> **What is required**: Restate all the material verbatim, except for the pictures.

> **Listing**:
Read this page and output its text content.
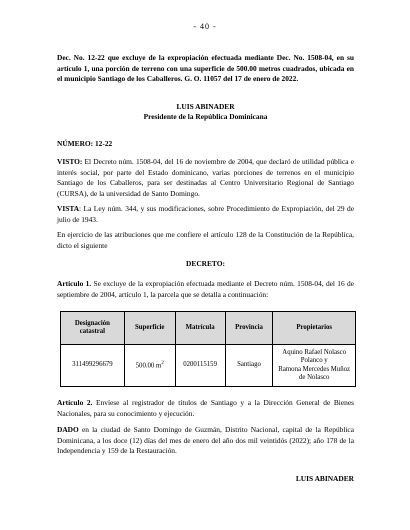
- 40 -
Dec. No. 12-22 que excluye de la expropiación efectuada mediante Dec. No. 1508-04, en su artículo 1, una porción de terreno con una superficie de 500.00 metros cuadrados, ubicada en el municipio Santiago de los Caballeros. G. O. 11057 del 17 de enero de 2022.
LUIS ABINADER
Presidente de la República Dominicana
NÚMERO: 12-22
VISTO: El Decreto núm. 1508-04, del 16 de noviembre de 2004, que declaró de utilidad pública e interés social, por parte del Estado dominicano, varias porciones de terrenos en el municipio Santiago de los Caballeros, para ser destinadas al Centro Universitario Regional de Santiago (CURSA), de la universidad de Santo Domingo.
VISTA: La Ley núm. 344, y sus modificaciones, sobre Procedimiento de Expropiación, del 29 de julio de 1943.
En ejercicio de las atribuciones que me confiere el artículo 128 de la Constitución de la República, dicto el siguiente
DECRETO:
Artículo 1. Se excluye de la expropiación efectuada mediante el Decreto núm. 1508-04, del 16 de septiembre de 2004, artículo 1, la parcela que se detalla a continuación:
Designación catastral	Superficie	Matrícula	Provincia	Propietarios
311499296679	500.00 $m^2$	0200115159	Santiago	Aquino Rafael Nolasco Polanco y
Ramona Mercedes Muñoz de Nolasco
Artículo 2. Envíese al registrador de títulos de Santiago y a la Dirección General de Bienes Nacionales, para su conocimiento y ejecución.
DADO en la ciudad de Santo Domingo de Guzmán, Distrito Nacional, capital de la República Dominicana, a los doce (12) días del mes de enero del año dos mil veintidós (2022); año 178 de la Independencia y 159 de la Restauración.
LUIS ABINADER
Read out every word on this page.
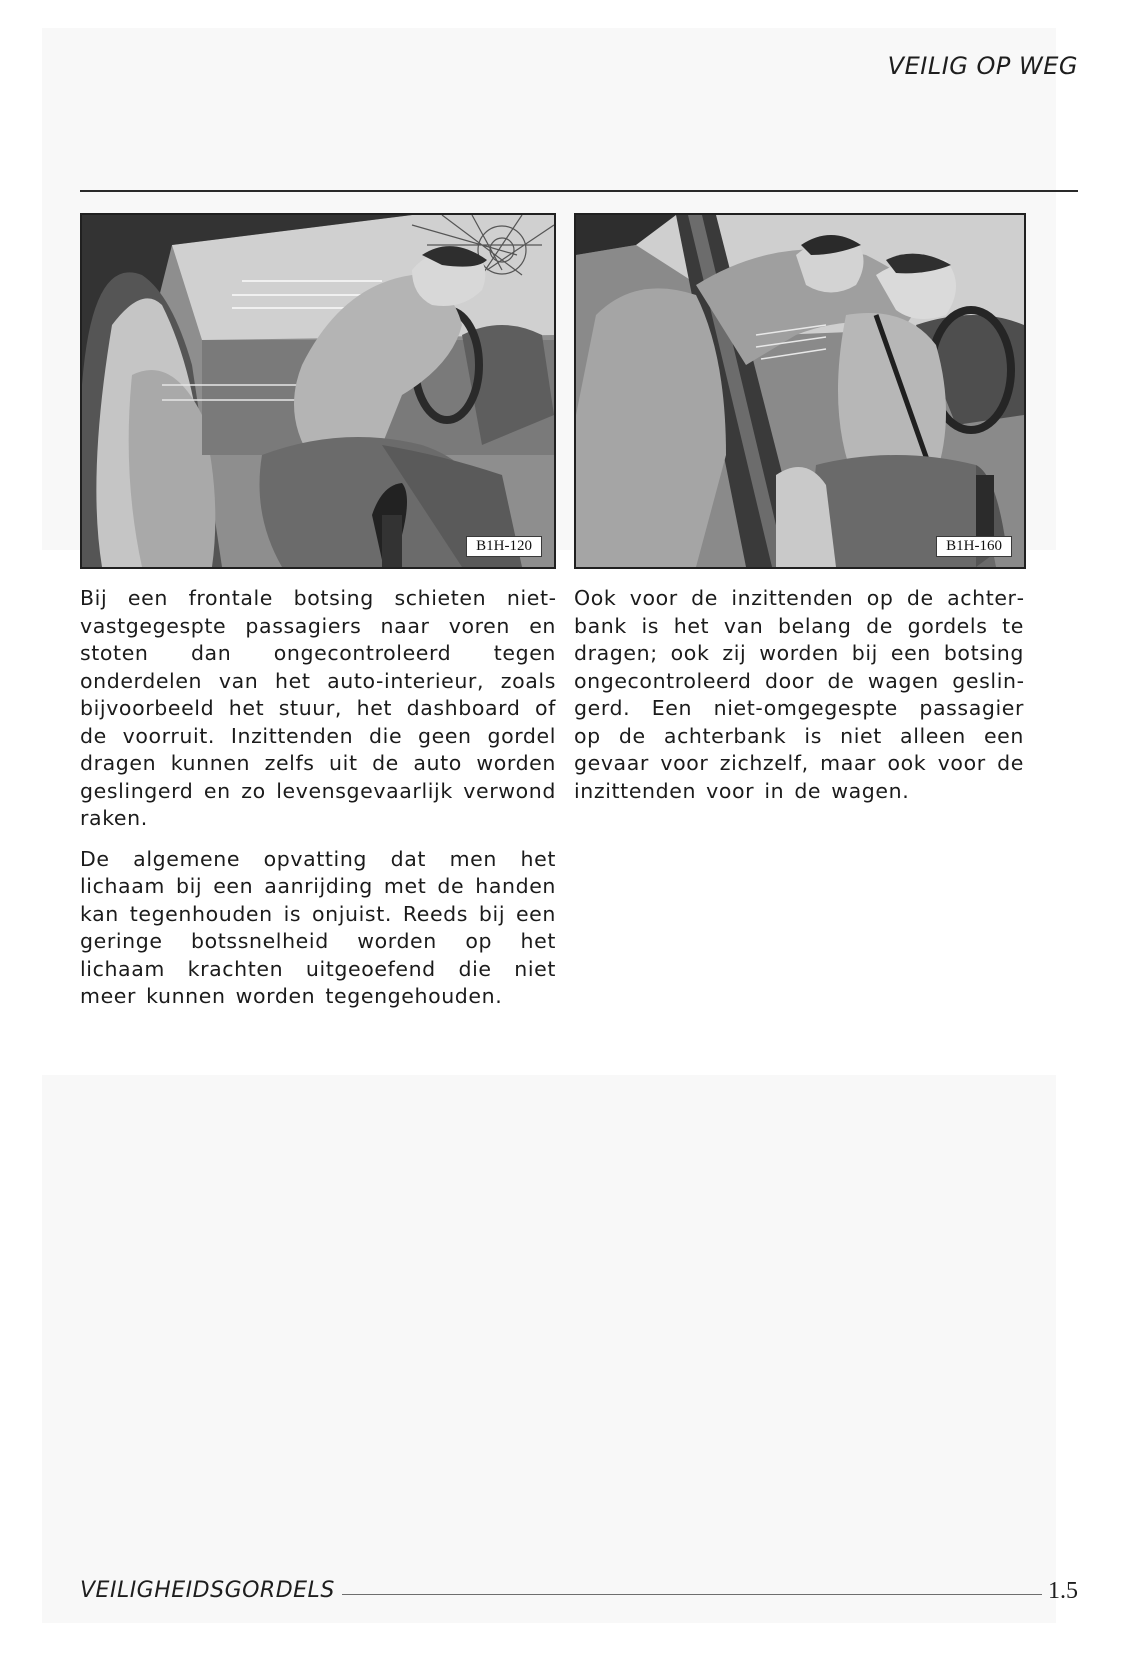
VEILIG OP WEG
B1H-120	B1H-160

Bij een frontale botsing schieten nietvastgegespte passagiers naar voren en stoten dan ongecontroleerd tegen onderdelen van het auto-interieur, zoals bijvoorbeeld het stuur, het dashboard of de voorruit. Inzittenden die geen gordel dragen kunnen zelfs uit de auto worden geslingerd en zo levensgevaarlijk verwond raken.

De algemene opvatting dat men het lichaam bij een aanrijding met de handen kan tegenhouden is onjuist. Reeds bij een geringe botssnelheid worden op het lichaam krachten uitgeoefend die niet meer kunnen worden tegengehouden.

Ook voor de inzittenden op de achterbank is het van belang de gordels te dragen; ook zij worden bij een botsing ongecontroleerd door de wagen geslingerd. Een niet-omgegespte passagier op de achterbank is niet alleen een gevaar voor zichzelf, maar ook voor de inzittenden voor in de wagen.

VEILIGHEIDSGORDELS	1.5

> **The completed task**:
Read this page and output its text content.
- 40 -
Dec. No. 12-22 que excluye de la expropiación efectuada mediante Dec. No. 1508-04, en su artículo 1, una porción de terreno con una superficie de 500.00 metros cuadrados, ubicada en el municipio Santiago de los Caballeros. G. O. 11057 del 17 de enero de 2022.
LUIS ABINADER
Presidente de la República Dominicana
NÚMERO: 12-22
VISTO: El Decreto núm. 1508-04, del 16 de noviembre de 2004, que declaró de utilidad pública e interés social, por parte del Estado dominicano, varias porciones de terrenos en el municipio Santiago de los Caballeros, para ser destinadas al Centro Universitario Regional de Santiago (CURSA), de la universidad de Santo Domingo.
VISTA: La Ley núm. 344, y sus modificaciones, sobre Procedimiento de Expropiación, del 29 de julio de 1943.
En ejercicio de las atribuciones que me confiere el artículo 128 de la Constitución de la República, dicto el siguiente
DECRETO:
Artículo 1. Se excluye de la expropiación efectuada mediante el Decreto núm. 1508-04, del 16 de septiembre de 2004, artículo 1, la parcela que se detalla a continuación:
Designación catastral	Superficie	Matrícula	Provincia	Propietarios
311499296679	500.00 $m^2$	0200115159	Santiago	Aquino Rafael Nolasco Polanco y
Ramona Mercedes Muñoz de Nolasco
Artículo 2. Envíese al registrador de títulos de Santiago y a la Dirección General de Bienes Nacionales, para su conocimiento y ejecución.
DADO en la ciudad de Santo Domingo de Guzmán, Distrito Nacional, capital de la República Dominicana, a los doce (12) días del mes de enero del año dos mil veintidós (2022); año 178 de la Independencia y 159 de la Restauración.
LUIS ABINADER
Read out every word on this page.
VEILIG OP WEG
B1H-120	B1H-160

Bij een frontale botsing schieten nietvastgegespte passagiers naar voren en stoten dan ongecontroleerd tegen onderdelen van het auto-interieur, zoals bijvoorbeeld het stuur, het dashboard of de voorruit. Inzittenden die geen gordel dragen kunnen zelfs uit de auto worden geslingerd en zo levensgevaarlijk verwond raken.

De algemene opvatting dat men het lichaam bij een aanrijding met de handen kan tegenhouden is onjuist. Reeds bij een geringe botssnelheid worden op het lichaam krachten uitgeoefend die niet meer kunnen worden tegengehouden.

Ook voor de inzittenden op de achterbank is het van belang de gordels te dragen; ook zij worden bij een botsing ongecontroleerd door de wagen geslingerd. Een niet-omgegespte passagier op de achterbank is niet alleen een gevaar voor zichzelf, maar ook voor de inzittenden voor in de wagen.

VEILIGHEIDSGORDELS	1.5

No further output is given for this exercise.